*What you need to do*. Keep every line where the word "title" appears; drop the rest.

*Supplied material*.
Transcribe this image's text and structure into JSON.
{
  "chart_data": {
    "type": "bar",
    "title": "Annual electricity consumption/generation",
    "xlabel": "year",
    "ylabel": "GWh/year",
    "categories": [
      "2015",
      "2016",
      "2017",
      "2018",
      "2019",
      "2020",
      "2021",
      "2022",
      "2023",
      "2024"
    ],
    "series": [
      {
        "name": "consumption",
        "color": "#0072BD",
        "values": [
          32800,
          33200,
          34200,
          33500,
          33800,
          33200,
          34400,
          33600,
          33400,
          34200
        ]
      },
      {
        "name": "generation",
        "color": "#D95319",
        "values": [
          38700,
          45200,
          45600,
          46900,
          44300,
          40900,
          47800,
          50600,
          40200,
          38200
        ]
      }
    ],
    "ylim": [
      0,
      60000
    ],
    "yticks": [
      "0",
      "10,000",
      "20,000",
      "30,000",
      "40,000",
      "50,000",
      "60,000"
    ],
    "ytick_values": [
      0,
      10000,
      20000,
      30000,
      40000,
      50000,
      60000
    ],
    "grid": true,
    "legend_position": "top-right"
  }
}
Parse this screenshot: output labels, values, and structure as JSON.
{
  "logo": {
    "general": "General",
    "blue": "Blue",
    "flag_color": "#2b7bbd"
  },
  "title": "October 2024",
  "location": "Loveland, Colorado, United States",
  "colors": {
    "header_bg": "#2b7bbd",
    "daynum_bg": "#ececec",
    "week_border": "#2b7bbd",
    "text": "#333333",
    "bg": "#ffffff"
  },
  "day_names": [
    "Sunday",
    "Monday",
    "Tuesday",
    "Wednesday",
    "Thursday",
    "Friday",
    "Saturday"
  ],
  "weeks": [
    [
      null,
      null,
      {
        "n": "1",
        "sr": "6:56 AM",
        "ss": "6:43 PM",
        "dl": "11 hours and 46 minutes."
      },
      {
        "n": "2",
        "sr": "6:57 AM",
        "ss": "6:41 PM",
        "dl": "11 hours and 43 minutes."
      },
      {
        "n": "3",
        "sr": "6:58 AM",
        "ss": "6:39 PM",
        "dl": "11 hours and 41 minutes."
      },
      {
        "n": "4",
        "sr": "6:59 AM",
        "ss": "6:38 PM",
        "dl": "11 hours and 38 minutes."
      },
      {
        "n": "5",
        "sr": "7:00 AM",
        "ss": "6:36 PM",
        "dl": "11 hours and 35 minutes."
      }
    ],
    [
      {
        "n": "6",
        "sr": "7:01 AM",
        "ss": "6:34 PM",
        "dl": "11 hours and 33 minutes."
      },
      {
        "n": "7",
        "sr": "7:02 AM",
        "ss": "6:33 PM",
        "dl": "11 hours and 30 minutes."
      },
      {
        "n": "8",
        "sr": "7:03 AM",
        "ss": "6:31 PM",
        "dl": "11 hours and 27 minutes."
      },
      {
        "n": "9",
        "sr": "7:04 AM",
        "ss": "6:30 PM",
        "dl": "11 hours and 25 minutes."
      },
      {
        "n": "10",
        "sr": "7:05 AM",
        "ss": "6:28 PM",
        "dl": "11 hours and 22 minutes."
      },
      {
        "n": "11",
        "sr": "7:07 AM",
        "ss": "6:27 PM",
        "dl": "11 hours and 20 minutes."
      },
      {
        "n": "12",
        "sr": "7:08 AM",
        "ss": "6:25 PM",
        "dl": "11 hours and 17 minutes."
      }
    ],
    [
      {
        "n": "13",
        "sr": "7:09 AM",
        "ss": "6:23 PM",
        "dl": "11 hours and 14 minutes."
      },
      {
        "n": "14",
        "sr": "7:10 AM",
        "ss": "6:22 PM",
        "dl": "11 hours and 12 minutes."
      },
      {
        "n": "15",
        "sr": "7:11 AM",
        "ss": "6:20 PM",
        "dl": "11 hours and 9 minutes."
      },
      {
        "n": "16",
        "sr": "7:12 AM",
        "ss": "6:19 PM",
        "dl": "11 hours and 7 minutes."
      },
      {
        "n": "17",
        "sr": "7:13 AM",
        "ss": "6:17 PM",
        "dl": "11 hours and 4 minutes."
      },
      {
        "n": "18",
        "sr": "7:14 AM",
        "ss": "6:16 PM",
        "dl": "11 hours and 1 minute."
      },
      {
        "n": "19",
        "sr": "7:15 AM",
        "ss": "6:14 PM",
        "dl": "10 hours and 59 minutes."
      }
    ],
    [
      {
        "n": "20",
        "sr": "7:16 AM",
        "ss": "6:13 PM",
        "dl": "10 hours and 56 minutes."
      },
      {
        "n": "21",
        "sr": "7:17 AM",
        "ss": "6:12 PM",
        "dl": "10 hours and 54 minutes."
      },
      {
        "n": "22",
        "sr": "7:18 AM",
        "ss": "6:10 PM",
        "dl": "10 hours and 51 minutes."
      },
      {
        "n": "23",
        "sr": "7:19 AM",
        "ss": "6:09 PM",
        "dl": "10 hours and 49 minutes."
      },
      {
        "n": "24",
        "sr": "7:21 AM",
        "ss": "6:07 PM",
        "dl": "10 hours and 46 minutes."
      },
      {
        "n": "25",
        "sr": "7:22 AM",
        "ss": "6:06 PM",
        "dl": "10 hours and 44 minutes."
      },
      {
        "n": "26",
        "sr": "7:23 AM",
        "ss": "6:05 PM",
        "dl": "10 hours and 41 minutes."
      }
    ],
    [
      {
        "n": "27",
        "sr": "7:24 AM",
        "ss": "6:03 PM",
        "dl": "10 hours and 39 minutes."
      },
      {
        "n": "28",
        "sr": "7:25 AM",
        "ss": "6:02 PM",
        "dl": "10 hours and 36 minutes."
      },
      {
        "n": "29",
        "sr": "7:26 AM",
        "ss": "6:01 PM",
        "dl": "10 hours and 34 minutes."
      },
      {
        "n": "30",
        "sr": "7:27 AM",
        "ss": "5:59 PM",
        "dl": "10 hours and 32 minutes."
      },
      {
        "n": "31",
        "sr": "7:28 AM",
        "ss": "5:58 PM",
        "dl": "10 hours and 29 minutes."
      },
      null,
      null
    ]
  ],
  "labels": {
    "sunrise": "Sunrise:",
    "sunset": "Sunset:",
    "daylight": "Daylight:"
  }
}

*Completed task*.
    "title": "Annual electricity consumption/generation",
  "title": "October 2024",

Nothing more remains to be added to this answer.